(Items from a data source)
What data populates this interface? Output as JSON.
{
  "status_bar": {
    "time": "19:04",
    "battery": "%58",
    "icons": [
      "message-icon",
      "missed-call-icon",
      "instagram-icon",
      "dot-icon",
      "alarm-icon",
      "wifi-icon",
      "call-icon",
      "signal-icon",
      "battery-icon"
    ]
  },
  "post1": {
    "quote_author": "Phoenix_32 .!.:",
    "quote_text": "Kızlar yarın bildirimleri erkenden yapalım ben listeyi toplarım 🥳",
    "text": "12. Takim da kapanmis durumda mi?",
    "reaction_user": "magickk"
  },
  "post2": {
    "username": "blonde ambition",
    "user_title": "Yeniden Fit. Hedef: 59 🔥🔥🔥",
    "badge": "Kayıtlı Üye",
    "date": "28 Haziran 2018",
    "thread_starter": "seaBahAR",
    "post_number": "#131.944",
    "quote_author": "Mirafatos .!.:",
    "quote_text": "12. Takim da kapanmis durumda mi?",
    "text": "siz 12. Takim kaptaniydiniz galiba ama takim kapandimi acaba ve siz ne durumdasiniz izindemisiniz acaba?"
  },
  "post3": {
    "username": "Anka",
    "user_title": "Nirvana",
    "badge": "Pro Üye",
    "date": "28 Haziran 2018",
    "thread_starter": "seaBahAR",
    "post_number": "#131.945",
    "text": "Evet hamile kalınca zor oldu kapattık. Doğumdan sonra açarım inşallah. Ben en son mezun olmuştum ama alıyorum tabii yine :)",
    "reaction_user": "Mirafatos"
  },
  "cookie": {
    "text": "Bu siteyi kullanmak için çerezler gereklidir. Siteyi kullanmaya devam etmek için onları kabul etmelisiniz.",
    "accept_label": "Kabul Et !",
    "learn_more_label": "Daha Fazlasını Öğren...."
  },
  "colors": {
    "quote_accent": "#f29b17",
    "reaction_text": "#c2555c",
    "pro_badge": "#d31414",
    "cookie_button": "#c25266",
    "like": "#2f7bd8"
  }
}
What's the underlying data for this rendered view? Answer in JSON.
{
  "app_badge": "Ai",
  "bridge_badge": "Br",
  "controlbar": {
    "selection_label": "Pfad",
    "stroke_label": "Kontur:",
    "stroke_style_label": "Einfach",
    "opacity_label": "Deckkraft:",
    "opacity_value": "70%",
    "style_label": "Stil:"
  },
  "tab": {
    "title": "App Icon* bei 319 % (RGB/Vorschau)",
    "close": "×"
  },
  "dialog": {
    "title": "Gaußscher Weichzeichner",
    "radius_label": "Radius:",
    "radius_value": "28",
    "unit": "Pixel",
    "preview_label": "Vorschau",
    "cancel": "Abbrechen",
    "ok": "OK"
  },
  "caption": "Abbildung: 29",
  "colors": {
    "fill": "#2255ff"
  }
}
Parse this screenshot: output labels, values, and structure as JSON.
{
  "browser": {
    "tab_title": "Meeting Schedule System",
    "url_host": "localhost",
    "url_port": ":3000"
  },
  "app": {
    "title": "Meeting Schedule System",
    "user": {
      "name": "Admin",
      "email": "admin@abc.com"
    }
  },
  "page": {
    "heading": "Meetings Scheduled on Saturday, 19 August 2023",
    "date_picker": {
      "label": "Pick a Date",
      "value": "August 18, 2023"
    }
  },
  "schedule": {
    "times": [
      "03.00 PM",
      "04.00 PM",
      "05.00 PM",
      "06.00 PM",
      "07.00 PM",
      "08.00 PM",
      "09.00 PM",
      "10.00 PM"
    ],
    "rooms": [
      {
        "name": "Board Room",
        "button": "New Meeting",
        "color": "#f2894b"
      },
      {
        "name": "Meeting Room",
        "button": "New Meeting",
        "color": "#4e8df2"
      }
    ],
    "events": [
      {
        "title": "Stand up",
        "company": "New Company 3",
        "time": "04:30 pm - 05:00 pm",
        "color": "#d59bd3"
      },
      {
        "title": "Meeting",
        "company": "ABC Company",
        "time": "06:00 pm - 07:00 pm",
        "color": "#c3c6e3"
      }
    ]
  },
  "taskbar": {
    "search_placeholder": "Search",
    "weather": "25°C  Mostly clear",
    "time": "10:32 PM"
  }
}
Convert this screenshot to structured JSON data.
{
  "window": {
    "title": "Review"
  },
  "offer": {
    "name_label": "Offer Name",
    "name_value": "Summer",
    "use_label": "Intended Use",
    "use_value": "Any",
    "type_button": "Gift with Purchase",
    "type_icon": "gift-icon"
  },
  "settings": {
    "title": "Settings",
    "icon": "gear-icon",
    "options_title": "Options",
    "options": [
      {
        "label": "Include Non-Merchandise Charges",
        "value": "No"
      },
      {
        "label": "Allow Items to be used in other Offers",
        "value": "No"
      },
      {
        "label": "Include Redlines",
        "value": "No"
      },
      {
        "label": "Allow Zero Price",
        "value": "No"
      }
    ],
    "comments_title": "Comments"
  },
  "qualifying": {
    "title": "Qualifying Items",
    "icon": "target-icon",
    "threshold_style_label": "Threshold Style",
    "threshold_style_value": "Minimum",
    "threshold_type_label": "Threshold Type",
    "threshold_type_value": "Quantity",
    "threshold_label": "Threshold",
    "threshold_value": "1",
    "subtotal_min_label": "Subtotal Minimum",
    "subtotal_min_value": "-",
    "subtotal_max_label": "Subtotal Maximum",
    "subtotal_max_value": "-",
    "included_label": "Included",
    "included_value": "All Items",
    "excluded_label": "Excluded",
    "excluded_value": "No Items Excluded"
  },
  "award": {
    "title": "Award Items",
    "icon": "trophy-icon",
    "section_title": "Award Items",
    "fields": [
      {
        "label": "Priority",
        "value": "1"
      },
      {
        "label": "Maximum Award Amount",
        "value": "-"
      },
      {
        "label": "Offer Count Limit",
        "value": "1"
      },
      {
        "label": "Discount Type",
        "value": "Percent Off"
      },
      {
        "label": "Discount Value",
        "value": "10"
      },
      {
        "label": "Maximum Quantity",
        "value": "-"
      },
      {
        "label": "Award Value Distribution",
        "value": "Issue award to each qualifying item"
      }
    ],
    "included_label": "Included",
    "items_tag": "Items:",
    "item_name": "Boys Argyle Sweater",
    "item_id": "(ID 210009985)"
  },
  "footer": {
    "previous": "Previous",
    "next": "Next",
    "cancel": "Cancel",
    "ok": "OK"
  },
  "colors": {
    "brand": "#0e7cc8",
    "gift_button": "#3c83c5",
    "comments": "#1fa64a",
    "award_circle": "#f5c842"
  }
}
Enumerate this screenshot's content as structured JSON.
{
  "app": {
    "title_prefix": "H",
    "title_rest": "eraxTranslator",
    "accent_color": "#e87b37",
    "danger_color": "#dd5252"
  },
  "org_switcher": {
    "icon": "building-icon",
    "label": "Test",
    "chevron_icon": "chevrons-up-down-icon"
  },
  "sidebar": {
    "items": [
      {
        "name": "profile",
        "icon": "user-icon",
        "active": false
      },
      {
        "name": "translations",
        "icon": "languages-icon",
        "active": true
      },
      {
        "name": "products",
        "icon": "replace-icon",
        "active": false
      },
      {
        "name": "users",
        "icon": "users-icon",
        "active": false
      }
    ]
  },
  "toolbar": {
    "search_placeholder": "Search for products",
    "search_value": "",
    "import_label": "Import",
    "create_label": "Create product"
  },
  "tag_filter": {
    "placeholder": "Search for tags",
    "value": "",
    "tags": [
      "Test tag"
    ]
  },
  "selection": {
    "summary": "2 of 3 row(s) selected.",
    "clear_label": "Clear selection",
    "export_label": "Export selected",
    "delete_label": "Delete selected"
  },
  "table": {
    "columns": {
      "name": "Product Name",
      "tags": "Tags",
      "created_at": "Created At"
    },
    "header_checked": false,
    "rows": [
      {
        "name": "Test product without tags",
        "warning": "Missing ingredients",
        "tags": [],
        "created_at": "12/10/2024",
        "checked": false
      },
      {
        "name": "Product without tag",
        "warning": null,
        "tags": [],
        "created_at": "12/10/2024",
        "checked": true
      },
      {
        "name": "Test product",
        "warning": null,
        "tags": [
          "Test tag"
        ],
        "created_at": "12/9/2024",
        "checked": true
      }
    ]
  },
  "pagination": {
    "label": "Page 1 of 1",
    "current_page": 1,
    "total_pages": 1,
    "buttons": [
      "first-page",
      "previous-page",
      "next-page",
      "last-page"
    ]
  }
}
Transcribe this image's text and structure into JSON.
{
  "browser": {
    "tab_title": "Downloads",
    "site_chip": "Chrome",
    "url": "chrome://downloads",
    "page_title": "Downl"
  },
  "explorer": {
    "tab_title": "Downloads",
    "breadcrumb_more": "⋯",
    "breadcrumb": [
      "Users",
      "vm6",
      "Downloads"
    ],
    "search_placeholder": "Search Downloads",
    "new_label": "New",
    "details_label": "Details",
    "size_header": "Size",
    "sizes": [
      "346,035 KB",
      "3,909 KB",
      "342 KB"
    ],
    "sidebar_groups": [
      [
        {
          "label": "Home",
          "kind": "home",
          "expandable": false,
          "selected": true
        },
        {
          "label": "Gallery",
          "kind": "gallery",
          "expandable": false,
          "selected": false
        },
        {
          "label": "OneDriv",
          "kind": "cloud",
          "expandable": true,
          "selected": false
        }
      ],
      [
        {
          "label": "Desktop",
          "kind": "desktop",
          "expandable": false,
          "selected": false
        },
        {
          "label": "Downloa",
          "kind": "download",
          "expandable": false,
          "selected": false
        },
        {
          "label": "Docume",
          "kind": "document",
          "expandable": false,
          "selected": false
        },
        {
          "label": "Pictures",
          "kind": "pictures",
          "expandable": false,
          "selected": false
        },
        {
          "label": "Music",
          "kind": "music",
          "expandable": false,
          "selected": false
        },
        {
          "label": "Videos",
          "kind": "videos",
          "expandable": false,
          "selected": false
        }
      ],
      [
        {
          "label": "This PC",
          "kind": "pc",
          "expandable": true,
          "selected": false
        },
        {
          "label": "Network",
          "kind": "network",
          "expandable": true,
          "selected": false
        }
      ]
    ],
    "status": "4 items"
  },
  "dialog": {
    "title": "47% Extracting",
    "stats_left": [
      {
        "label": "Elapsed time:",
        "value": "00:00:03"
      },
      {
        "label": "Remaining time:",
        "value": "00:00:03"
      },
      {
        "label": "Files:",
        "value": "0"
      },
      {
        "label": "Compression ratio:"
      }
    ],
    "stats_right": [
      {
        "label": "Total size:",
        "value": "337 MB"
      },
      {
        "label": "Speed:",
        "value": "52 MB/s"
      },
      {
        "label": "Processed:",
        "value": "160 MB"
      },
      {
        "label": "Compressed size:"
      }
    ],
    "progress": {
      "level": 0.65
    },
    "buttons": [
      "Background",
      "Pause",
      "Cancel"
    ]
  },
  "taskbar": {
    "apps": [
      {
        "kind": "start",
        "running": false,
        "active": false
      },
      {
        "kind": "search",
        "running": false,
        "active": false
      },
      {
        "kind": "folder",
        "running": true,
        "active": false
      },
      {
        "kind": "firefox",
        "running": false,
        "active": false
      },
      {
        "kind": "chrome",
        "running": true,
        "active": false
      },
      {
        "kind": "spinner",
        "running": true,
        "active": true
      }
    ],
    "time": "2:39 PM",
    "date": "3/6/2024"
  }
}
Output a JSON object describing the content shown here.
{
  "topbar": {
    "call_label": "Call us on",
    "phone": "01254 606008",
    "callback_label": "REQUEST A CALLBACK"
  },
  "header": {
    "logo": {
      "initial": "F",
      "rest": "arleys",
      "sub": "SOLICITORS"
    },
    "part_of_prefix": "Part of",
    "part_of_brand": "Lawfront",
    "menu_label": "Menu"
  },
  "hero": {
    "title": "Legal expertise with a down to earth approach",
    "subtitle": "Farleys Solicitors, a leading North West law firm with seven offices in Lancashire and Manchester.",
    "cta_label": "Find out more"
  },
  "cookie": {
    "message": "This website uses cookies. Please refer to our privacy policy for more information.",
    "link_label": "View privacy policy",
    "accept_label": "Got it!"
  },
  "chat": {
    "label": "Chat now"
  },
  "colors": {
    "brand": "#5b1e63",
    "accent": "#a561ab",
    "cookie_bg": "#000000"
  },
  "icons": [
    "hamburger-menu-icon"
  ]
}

SHORT PROBLEM:
Pull out all lines from the entries above in which the word "Excluded" appears.

TASK SOLUTION:
    "excluded_label": "Excluded",
    "excluded_value": "No Items Excluded"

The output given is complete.